# Start of Raw data

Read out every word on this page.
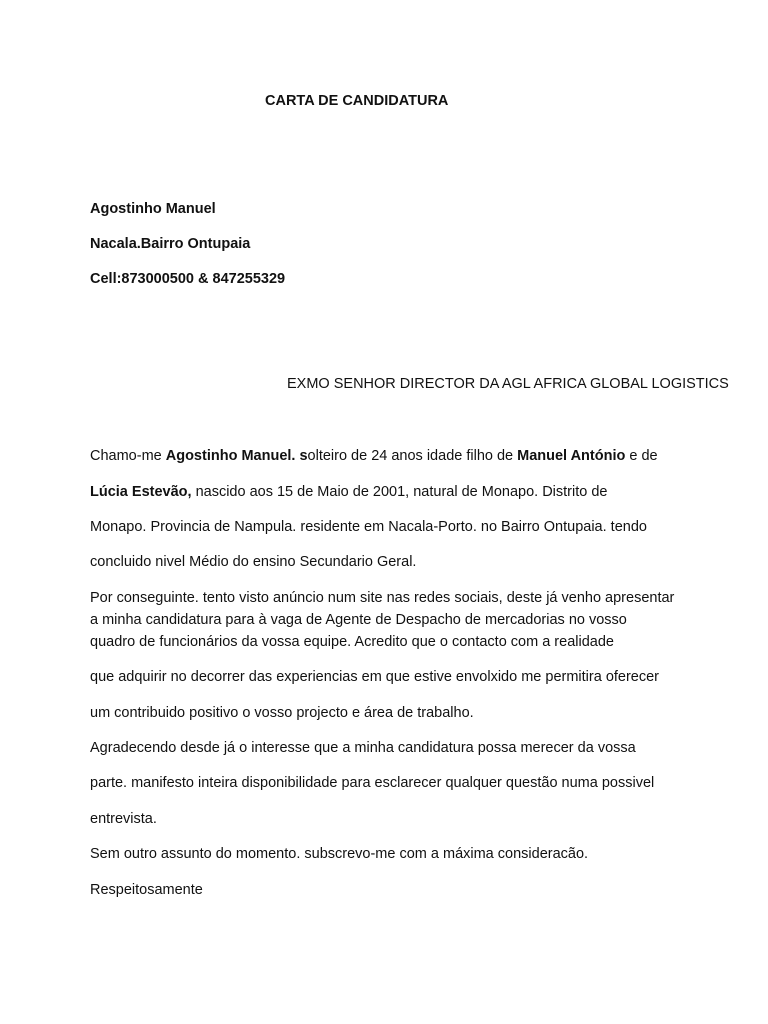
CARTA DE CANDIDATURA
Agostinho Manuel
Nacala.Bairro Ontupaia
Cell:873000500 & 847255329
EXMO SENHOR DIRECTOR DA AGL AFRICA GLOBAL LOGISTICS
Chamo-me Agostinho Manuel. solteiro de 24 anos idade filho de Manuel António e de
Lúcia Estevão, nascido aos 15 de Maio de 2001, natural de Monapo. Distrito de
Monapo. Provincia de Nampula. residente em Nacala-Porto. no Bairro Ontupaia. tendo
concluido nivel Médio do ensino Secundario Geral.
Por conseguinte. tento visto anúncio num site nas redes sociais, deste já venho apresentar a minha candidatura para à vaga de Agente de Despacho de mercadorias no vosso quadro de funcionários da vossa equipe. Acredito que o contacto com a realidade
que adquirir no decorrer das experiencias em que estive envolxido me permitira oferecer
um contribuido positivo o vosso projecto e área de trabalho.
Agradecendo desde já o interesse que a minha candidatura possa merecer da vossa
parte. manifesto inteira disponibilidade para esclarecer qualquer questão numa possivel
entrevista.
Sem outro assunto do momento. subscrevo-me com a máxima consideracão.
Respeitosamente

# End of Raw data

• _Short task_: List the lines of the entries that include "Bairro".

• _Answer to the problem_:
Nacala.Bairro Ontupaia
Monapo. Provincia de Nampula. residente em Nacala-Porto. no Bairro Ontupaia. tendo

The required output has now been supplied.